### YOUR INSTRUCTIONS
Reproduce every record below exactly as it appears.

### DATA FOR PROCESSING
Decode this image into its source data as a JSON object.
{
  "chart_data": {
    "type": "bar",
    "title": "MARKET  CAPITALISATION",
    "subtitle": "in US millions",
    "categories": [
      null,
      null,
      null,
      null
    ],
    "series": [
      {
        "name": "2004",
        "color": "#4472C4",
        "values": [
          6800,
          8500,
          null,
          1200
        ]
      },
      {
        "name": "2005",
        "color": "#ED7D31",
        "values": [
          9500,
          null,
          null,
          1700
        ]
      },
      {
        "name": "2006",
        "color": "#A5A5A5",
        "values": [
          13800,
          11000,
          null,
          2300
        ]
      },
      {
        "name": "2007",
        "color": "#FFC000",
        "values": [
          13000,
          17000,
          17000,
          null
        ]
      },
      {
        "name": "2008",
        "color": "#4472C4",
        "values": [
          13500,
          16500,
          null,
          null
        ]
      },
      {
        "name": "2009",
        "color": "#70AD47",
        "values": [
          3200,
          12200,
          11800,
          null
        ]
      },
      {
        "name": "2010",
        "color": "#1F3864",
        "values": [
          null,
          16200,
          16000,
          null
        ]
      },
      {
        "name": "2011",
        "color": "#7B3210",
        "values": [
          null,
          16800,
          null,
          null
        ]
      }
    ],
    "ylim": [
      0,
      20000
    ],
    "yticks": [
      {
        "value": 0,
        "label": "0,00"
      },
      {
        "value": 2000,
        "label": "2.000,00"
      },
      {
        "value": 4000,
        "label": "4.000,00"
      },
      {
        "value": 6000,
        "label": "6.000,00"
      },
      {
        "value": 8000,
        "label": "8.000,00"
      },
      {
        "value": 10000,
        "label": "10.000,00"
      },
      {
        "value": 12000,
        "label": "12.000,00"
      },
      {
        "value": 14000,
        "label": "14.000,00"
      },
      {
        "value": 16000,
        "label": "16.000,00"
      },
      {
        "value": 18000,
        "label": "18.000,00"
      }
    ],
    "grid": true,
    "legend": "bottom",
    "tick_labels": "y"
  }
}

### TASK SOLUTION
Decode this image into its source data as a JSON object.
{
  "chart_data": {
    "type": "bar",
    "title": "MARKET  CAPITALISATION",
    "subtitle": "in US millions",
    "categories": [
      null,
      null,
      null,
      null
    ],
    "series": [
      {
        "name": "2004",
        "color": "#4472C4",
        "values": [
          6800,
          8500,
          null,
          1200
        ]
      },
      {
        "name": "2005",
        "color": "#ED7D31",
        "values": [
          9500,
          null,
          null,
          1700
        ]
      },
      {
        "name": "2006",
        "color": "#A5A5A5",
        "values": [
          13800,
          11000,
          null,
          2300
        ]
      },
      {
        "name": "2007",
        "color": "#FFC000",
        "values": [
          13000,
          17000,
          17000,
          null
        ]
      },
      {
        "name": "2008",
        "color": "#4472C4",
        "values": [
          13500,
          16500,
          null,
          null
        ]
      },
      {
        "name": "2009",
        "color": "#70AD47",
        "values": [
          3200,
          12200,
          11800,
          null
        ]
      },
      {
        "name": "2010",
        "color": "#1F3864",
        "values": [
          null,
          16200,
          16000,
          null
        ]
      },
      {
        "name": "2011",
        "color": "#7B3210",
        "values": [
          null,
          16800,
          null,
          null
        ]
      }
    ],
    "ylim": [
      0,
      20000
    ],
    "yticks": [
      {
        "value": 0,
        "label": "0,00"
      },
      {
        "value": 2000,
        "label": "2.000,00"
      },
      {
        "value": 4000,
        "label": "4.000,00"
      },
      {
        "value": 6000,
        "label": "6.000,00"
      },
      {
        "value": 8000,
        "label": "8.000,00"
      },
      {
        "value": 10000,
        "label": "10.000,00"
      },
      {
        "value": 12000,
        "label": "12.000,00"
      },
      {
        "value": 14000,
        "label": "14.000,00"
      },
      {
        "value": 16000,
        "label": "16.000,00"
      },
      {
        "value": 18000,
        "label": "18.000,00"
      }
    ],
    "grid": true,
    "legend": "bottom",
    "tick_labels": "y"
  }
}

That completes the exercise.